:: REQUIREMENTS ::
Tally the lines containing the word "INSTRUMENTOS", and report the tally alone.

:: EXCERPTED DATA ::
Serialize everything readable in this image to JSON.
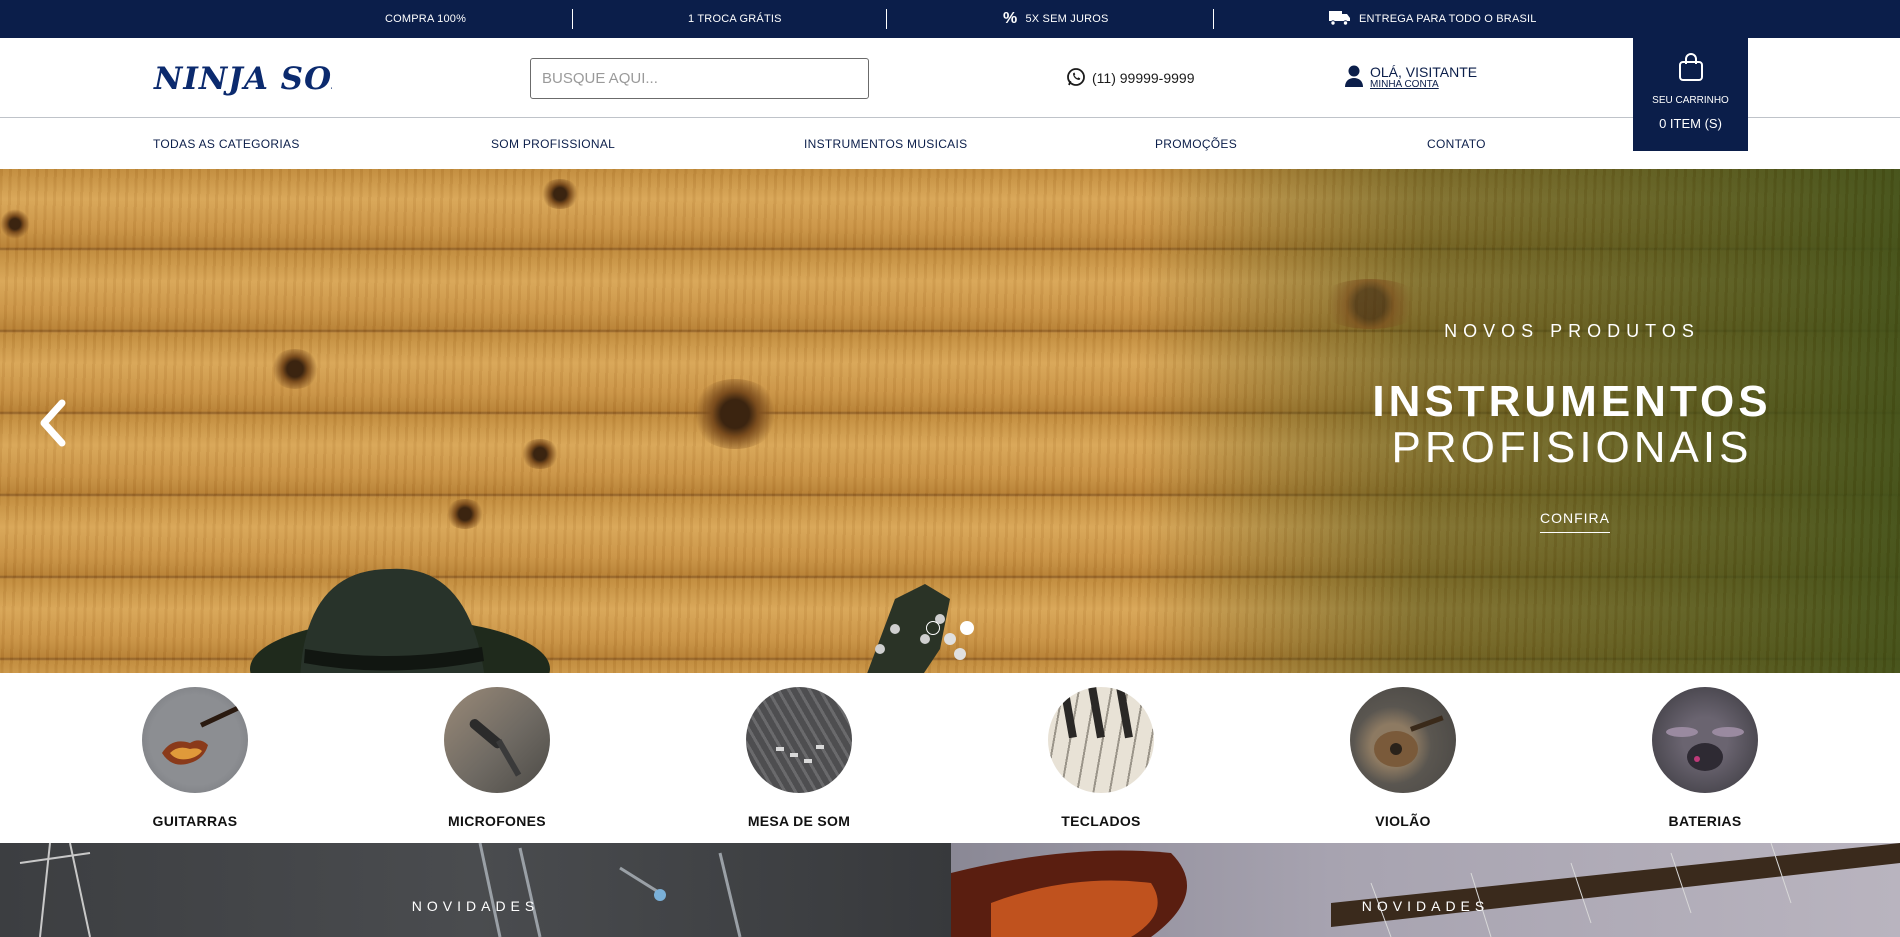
{
  "topbar": {
    "items": [
      {
        "label": "COMPRA 100%",
        "icon": "lock-icon"
      },
      {
        "label": "1 TROCA GRÁTIS",
        "icon": "exchange-icon"
      },
      {
        "label": "5X SEM JUROS",
        "icon": "percent-icon"
      },
      {
        "label": "ENTREGA PARA TODO O BRASIL",
        "icon": "truck-icon"
      }
    ]
  },
  "header": {
    "logo_text": "NINJA SOM",
    "search": {
      "placeholder": "BUSQUE AQUI...",
      "value": ""
    },
    "phone": "(11) 99999-9999",
    "account": {
      "greeting": "OLÁ, VISITANTE",
      "link": "MINHA CONTA"
    },
    "cart": {
      "label": "SEU CARRINHO",
      "count": "0 ITEM (S)"
    }
  },
  "nav": {
    "items": [
      {
        "label": "TODAS AS CATEGORIAS"
      },
      {
        "label": "SOM PROFISSIONAL"
      },
      {
        "label": "INSTRUMENTOS MUSICAIS"
      },
      {
        "label": "PROMOÇÕES"
      },
      {
        "label": "CONTATO"
      }
    ]
  },
  "hero": {
    "kicker": "NOVOS PRODUTOS",
    "title_line1": "INSTRUMENTOS",
    "title_line2": "PROFISIONAIS",
    "cta": "CONFIRA",
    "active_slide": 2,
    "total_slides": 2
  },
  "categories": [
    {
      "name": "GUITARRAS"
    },
    {
      "name": "MICROFONES"
    },
    {
      "name": "MESA DE SOM"
    },
    {
      "name": "TECLADOS"
    },
    {
      "name": "VIOLÃO"
    },
    {
      "name": "BATERIAS"
    }
  ],
  "promos": [
    {
      "label": "NOVIDADES"
    },
    {
      "label": "NOVIDADES"
    }
  ],
  "colors": {
    "brand_navy": "#0b1e4a",
    "hero_wood": "#c7903f",
    "hero_overlay": "#344812"
  }
}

:: OUTPUT FOR THIS EXERCISE ::
2